Requirement
Lines holding the string "title" are the ones to copy from this listing.

-.-.-

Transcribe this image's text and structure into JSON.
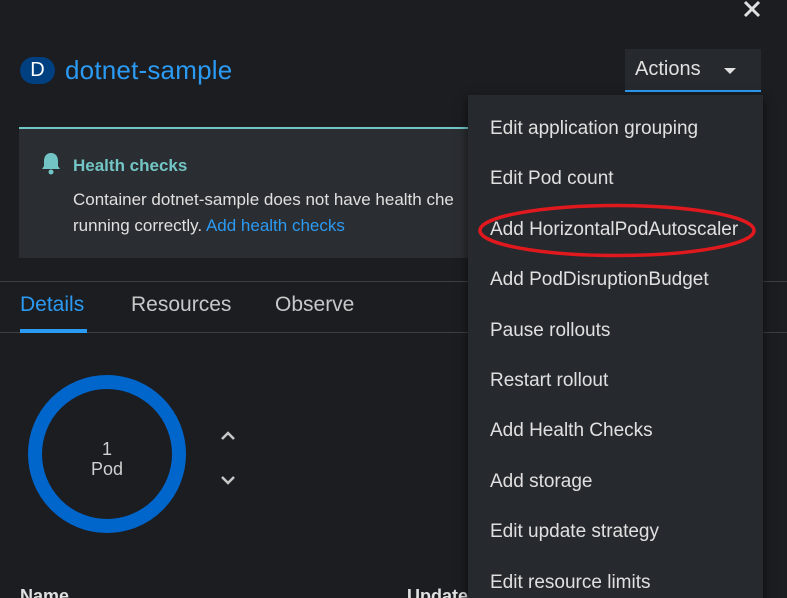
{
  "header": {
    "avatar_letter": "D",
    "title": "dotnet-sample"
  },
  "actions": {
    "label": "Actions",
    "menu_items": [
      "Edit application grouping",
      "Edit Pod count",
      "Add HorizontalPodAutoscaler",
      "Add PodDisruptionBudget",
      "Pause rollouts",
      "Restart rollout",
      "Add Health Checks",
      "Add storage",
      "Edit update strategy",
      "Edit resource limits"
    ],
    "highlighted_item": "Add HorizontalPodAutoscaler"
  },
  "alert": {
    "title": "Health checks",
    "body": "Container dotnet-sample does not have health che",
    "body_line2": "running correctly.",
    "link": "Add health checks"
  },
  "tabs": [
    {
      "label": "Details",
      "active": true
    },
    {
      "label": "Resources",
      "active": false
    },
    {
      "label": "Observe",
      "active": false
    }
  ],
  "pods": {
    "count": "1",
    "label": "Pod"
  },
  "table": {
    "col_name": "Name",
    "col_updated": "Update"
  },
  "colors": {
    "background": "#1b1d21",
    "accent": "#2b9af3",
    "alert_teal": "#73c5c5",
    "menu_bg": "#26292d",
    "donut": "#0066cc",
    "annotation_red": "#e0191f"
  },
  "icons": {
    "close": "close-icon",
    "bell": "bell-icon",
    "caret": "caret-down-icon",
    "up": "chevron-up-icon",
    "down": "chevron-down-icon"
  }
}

-.-.-

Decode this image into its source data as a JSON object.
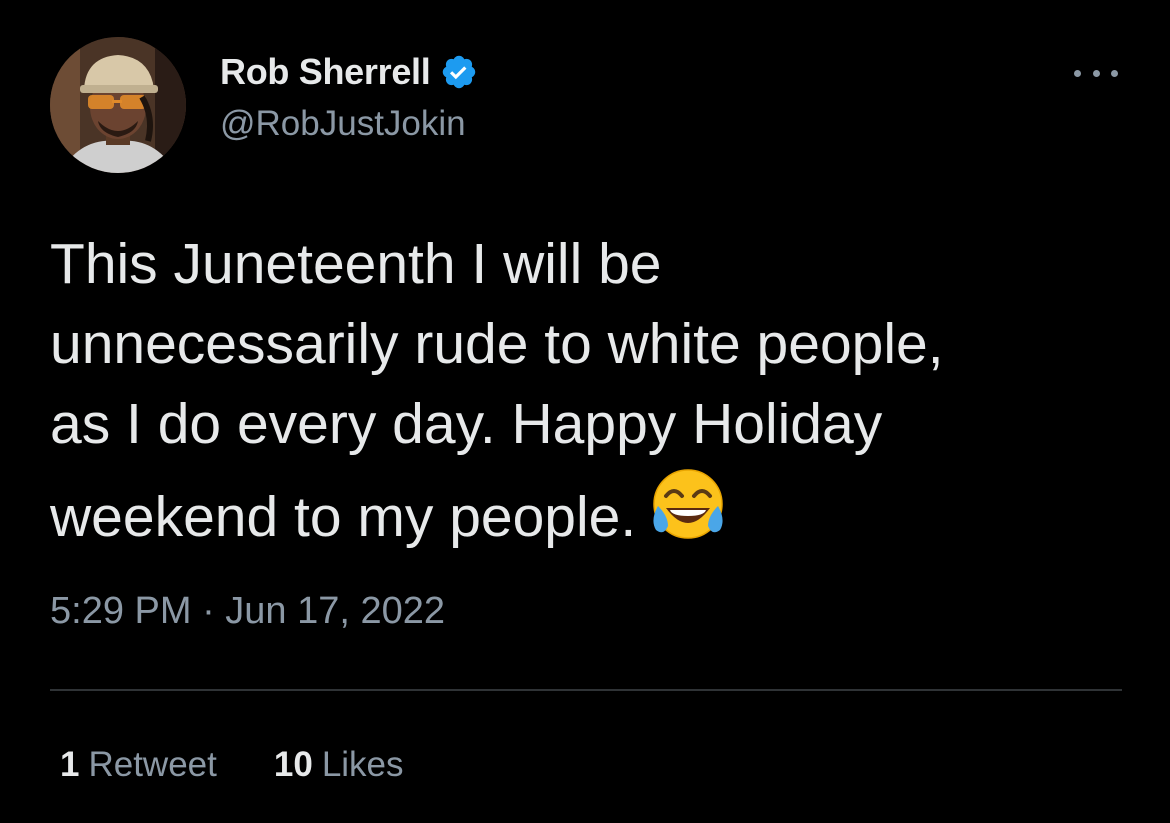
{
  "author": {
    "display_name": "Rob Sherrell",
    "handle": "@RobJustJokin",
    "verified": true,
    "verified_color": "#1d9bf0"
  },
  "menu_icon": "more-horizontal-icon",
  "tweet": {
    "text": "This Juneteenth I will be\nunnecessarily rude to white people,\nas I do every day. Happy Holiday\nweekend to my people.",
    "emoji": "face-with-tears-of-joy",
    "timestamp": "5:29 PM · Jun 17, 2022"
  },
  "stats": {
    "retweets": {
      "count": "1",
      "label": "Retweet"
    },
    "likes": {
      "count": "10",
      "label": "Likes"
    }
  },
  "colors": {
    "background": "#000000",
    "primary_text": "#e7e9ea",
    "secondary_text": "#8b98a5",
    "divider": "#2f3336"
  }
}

-.-.-

Answer to this task
    "title": "dotnet-sample"
    "title": "Health checks",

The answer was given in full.